══ EXCERPTED RECORDS

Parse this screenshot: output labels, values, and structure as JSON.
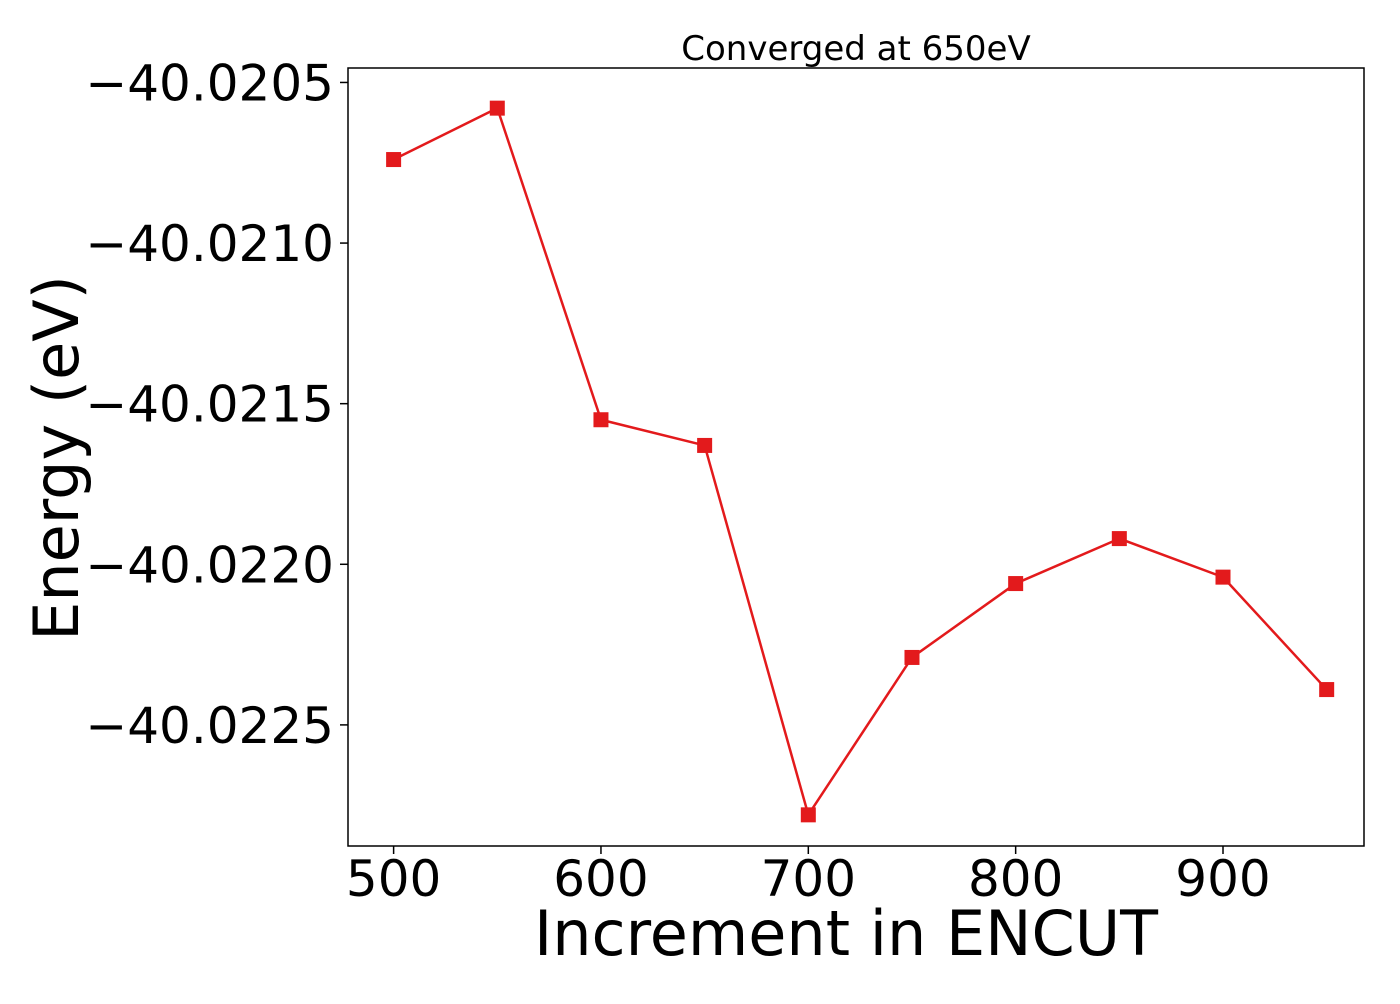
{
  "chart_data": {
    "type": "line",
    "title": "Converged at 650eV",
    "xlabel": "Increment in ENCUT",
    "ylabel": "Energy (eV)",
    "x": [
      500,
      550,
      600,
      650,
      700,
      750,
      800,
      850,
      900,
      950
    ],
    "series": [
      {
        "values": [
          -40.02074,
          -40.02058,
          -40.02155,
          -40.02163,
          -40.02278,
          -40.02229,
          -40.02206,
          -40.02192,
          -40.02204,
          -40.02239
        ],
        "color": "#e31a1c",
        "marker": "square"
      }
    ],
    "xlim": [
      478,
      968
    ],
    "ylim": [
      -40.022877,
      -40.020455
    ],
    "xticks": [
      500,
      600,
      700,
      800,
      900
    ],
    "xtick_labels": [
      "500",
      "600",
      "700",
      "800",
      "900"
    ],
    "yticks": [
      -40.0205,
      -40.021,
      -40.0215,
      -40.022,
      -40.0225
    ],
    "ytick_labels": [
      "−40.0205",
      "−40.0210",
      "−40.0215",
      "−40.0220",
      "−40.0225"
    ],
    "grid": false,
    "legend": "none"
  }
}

════
══ EXCERPTED RECORDS

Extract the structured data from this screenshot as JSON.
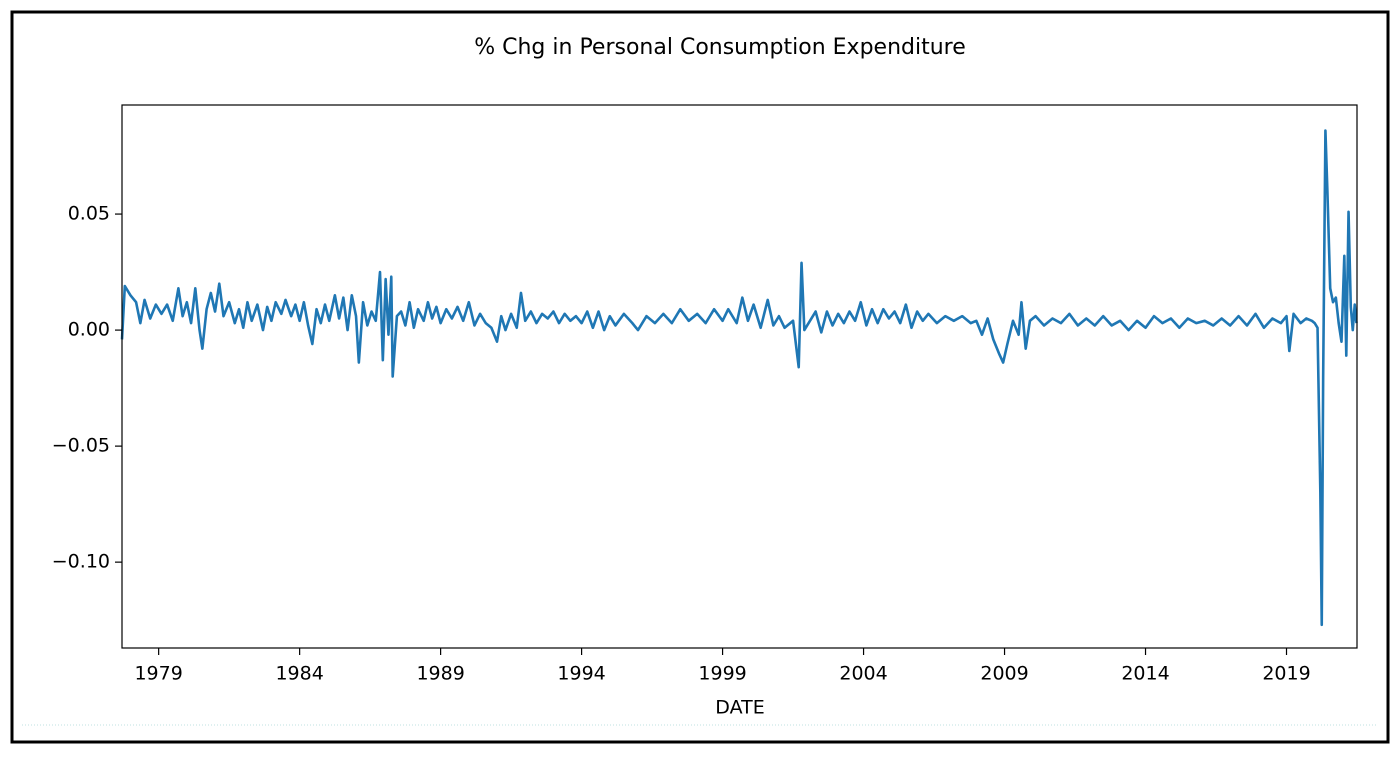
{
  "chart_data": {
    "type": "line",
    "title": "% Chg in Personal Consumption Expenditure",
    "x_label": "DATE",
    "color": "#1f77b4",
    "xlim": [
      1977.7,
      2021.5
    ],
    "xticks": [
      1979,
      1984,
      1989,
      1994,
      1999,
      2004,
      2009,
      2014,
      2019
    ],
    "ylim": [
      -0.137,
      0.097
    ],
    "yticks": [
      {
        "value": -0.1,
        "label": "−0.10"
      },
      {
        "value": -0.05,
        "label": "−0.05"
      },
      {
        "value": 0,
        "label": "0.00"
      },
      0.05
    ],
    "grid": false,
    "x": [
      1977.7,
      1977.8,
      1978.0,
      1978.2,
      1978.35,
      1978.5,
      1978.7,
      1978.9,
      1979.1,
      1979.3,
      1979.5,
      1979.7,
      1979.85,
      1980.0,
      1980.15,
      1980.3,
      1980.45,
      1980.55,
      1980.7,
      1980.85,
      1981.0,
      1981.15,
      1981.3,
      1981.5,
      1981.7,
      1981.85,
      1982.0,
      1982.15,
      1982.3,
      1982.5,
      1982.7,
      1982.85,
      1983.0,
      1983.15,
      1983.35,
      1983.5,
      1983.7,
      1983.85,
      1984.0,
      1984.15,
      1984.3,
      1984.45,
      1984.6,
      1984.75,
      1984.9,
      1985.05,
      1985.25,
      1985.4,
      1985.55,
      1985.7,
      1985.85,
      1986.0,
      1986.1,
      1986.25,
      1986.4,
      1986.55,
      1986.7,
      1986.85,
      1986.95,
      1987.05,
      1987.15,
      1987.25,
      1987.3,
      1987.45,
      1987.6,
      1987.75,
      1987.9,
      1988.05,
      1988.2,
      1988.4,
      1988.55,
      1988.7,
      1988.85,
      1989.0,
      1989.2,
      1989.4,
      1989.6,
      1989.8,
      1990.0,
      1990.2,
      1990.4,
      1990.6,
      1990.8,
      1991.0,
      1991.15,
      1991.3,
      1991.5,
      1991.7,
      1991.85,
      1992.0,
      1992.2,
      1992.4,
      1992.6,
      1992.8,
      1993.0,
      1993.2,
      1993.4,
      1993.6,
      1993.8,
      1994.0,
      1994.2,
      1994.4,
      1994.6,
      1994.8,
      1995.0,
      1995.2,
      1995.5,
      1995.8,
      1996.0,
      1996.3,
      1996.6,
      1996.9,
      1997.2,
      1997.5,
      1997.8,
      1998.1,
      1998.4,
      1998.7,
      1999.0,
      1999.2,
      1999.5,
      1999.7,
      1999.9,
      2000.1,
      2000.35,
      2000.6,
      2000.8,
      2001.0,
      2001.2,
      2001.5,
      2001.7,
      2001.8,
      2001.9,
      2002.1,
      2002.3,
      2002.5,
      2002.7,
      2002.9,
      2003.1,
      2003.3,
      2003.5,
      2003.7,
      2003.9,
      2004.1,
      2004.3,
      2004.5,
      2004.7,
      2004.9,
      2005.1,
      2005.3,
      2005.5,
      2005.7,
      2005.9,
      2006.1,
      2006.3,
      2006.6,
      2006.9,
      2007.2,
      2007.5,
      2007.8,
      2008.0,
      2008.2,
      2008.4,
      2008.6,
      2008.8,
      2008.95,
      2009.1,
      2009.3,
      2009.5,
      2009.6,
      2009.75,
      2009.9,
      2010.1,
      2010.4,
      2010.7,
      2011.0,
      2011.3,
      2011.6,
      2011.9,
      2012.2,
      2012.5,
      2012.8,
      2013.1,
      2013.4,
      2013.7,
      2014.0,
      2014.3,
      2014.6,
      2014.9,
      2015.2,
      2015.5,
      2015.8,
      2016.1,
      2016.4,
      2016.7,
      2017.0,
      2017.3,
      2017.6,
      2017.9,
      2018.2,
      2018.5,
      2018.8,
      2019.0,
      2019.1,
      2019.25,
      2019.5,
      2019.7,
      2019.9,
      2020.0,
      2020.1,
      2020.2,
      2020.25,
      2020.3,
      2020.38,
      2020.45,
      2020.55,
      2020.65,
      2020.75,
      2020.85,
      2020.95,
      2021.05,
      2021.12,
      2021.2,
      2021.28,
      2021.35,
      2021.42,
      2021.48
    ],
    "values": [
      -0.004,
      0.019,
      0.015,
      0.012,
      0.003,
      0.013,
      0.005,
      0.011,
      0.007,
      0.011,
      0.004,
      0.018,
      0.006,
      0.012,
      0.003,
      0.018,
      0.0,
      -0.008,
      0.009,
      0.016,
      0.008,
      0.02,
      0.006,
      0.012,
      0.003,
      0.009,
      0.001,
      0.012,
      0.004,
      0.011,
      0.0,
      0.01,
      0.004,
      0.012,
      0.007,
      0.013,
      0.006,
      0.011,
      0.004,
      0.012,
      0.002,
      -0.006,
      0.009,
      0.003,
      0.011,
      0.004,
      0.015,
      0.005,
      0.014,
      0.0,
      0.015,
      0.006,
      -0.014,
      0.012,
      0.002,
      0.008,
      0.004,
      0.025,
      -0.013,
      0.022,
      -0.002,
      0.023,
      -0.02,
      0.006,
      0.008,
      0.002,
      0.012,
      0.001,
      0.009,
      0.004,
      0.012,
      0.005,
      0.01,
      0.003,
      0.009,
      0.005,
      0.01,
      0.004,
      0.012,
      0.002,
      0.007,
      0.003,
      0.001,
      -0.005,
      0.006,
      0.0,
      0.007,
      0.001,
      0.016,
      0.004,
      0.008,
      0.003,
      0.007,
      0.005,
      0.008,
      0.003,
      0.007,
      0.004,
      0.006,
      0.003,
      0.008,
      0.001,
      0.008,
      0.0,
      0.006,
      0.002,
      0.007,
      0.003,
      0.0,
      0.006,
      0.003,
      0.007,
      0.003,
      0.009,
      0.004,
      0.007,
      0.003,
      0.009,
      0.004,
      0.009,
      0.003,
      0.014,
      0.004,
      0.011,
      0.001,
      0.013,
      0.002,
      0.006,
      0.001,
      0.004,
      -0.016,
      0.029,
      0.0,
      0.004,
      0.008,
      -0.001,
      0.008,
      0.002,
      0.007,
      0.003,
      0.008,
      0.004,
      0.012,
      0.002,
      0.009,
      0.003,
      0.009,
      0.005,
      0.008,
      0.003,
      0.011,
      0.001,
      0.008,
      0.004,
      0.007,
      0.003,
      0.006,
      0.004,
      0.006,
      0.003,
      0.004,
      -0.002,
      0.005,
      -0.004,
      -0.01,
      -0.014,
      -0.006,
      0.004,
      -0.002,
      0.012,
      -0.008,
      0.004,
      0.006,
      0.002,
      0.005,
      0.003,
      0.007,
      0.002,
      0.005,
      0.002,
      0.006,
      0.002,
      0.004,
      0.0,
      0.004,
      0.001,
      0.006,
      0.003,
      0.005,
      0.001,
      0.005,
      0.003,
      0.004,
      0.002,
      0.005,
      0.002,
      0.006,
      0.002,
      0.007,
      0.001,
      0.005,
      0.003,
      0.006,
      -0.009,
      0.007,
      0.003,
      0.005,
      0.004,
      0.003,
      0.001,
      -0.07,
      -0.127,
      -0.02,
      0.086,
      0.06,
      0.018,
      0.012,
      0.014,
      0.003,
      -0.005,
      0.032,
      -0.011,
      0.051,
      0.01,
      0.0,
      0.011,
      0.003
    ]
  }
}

════
══ EXCERPTED RECORDS

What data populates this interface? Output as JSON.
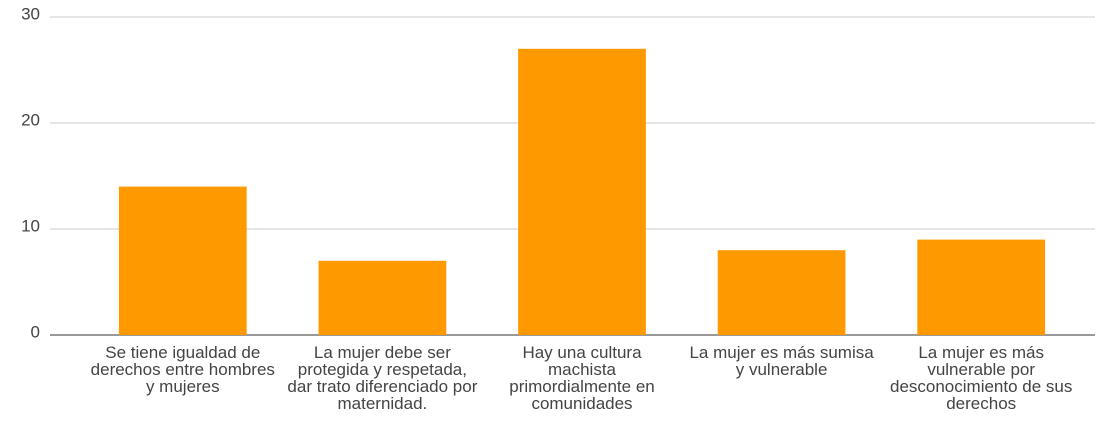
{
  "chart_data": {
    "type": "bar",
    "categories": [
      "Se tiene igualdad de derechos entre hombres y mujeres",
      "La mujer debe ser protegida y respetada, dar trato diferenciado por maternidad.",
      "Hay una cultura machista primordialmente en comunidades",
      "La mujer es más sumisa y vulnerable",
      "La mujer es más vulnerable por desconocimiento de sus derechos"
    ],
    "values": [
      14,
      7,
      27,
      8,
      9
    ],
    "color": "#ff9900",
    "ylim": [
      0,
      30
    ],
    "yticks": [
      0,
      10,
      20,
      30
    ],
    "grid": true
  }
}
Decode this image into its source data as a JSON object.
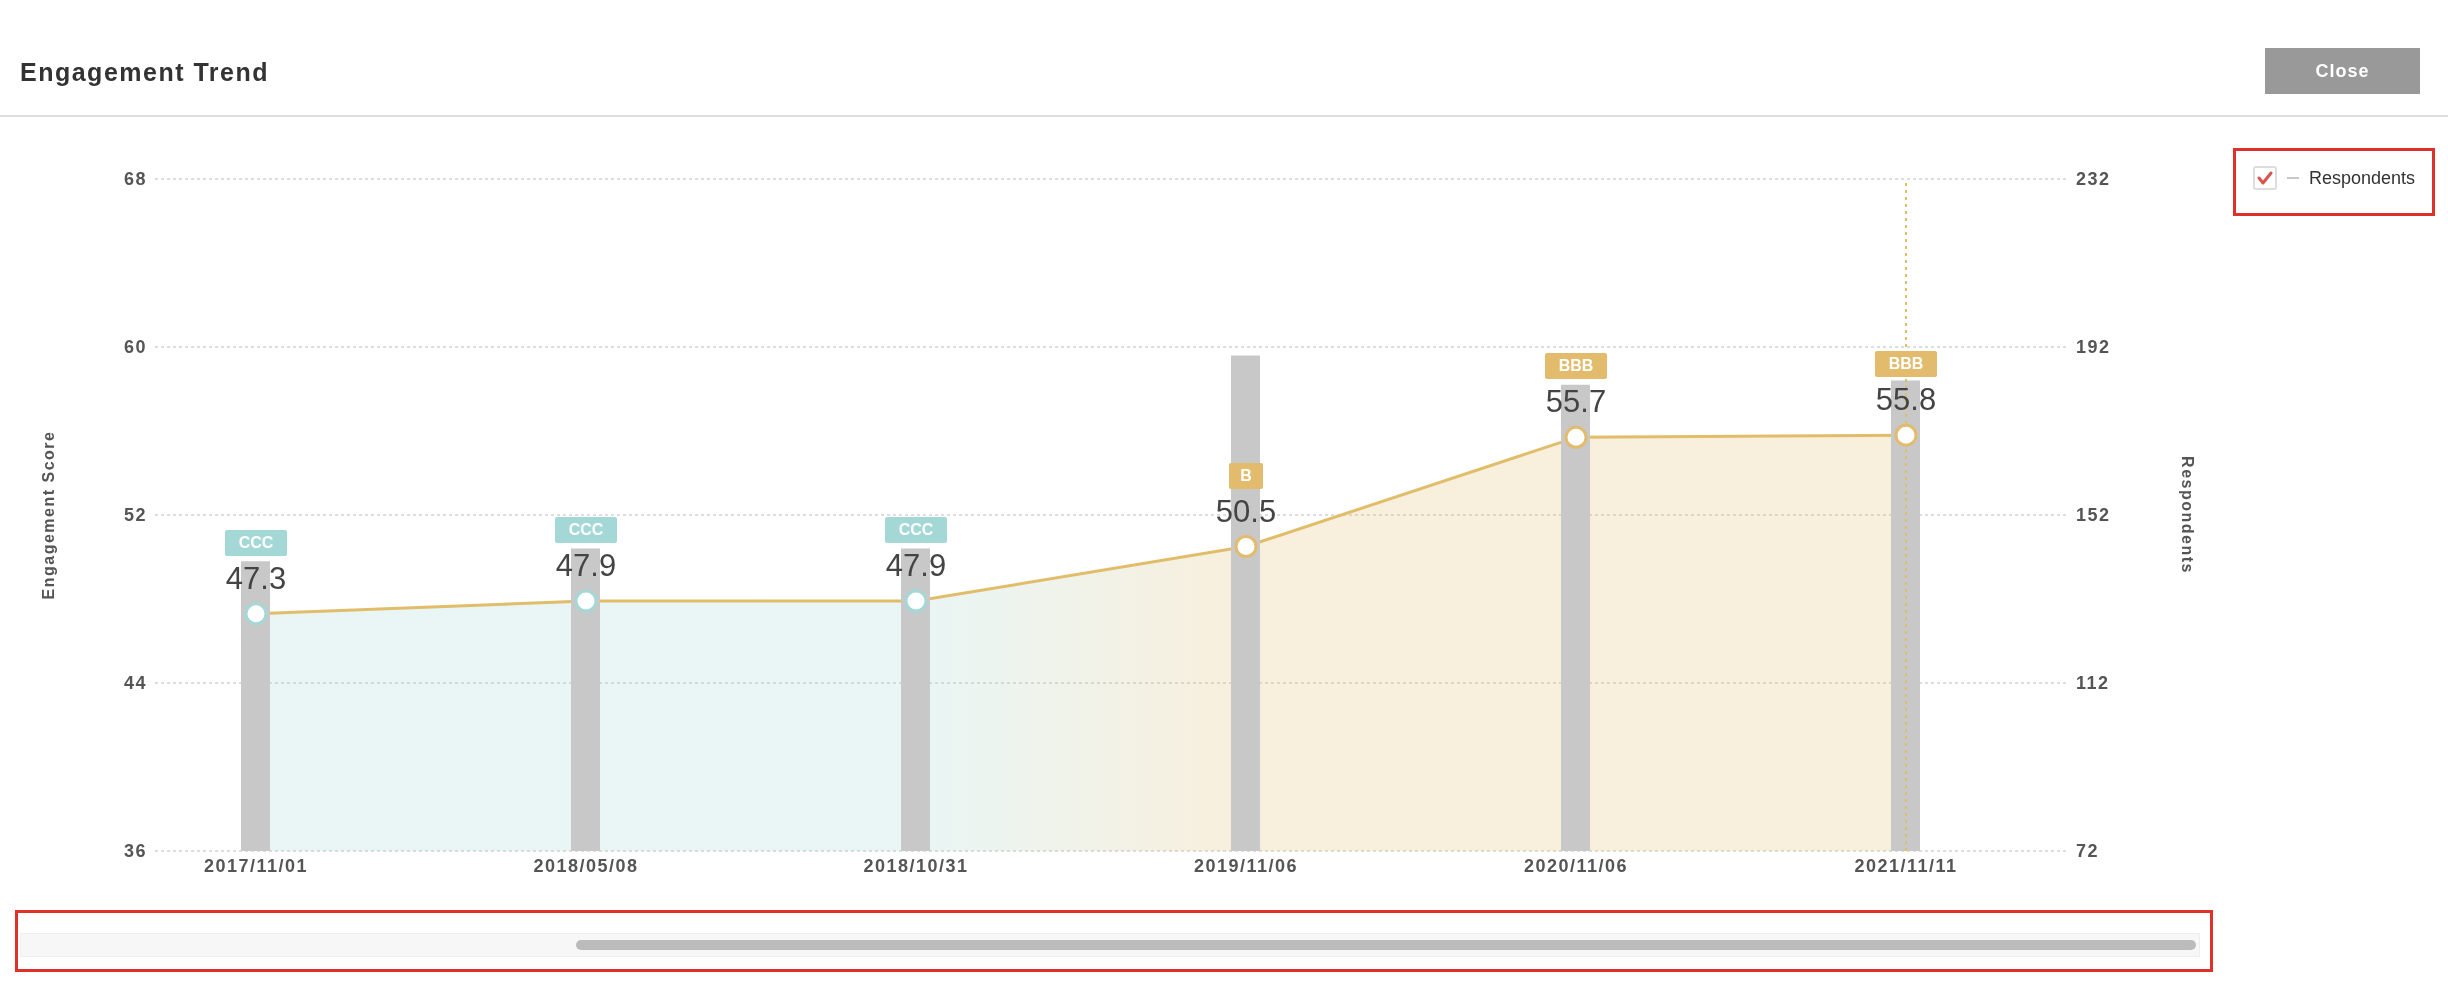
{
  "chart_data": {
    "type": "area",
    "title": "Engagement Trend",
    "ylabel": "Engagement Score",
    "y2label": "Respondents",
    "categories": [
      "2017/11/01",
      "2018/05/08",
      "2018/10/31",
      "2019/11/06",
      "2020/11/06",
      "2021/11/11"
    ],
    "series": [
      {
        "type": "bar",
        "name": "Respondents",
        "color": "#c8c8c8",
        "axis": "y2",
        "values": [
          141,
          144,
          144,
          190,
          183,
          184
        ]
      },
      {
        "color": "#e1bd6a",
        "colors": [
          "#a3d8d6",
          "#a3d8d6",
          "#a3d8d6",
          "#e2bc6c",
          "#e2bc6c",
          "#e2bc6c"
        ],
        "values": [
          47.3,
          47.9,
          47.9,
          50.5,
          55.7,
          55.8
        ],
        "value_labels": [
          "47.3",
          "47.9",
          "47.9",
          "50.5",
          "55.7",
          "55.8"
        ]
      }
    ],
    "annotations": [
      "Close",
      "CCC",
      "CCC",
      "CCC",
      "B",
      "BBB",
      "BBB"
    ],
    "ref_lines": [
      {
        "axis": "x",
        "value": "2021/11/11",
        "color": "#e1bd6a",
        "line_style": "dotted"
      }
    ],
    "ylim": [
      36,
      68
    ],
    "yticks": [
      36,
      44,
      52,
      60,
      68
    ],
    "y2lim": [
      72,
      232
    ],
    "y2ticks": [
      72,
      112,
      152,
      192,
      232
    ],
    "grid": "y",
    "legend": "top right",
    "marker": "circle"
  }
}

════

PROBLEM STATEMENT: Among the lines of the material, find those that hold the word "screenshot" and copy them.

TASK ANSWER:
Parse this screenshot: output labels, values, and structure as JSON.
Extract the structured data from this screenshot as JSON.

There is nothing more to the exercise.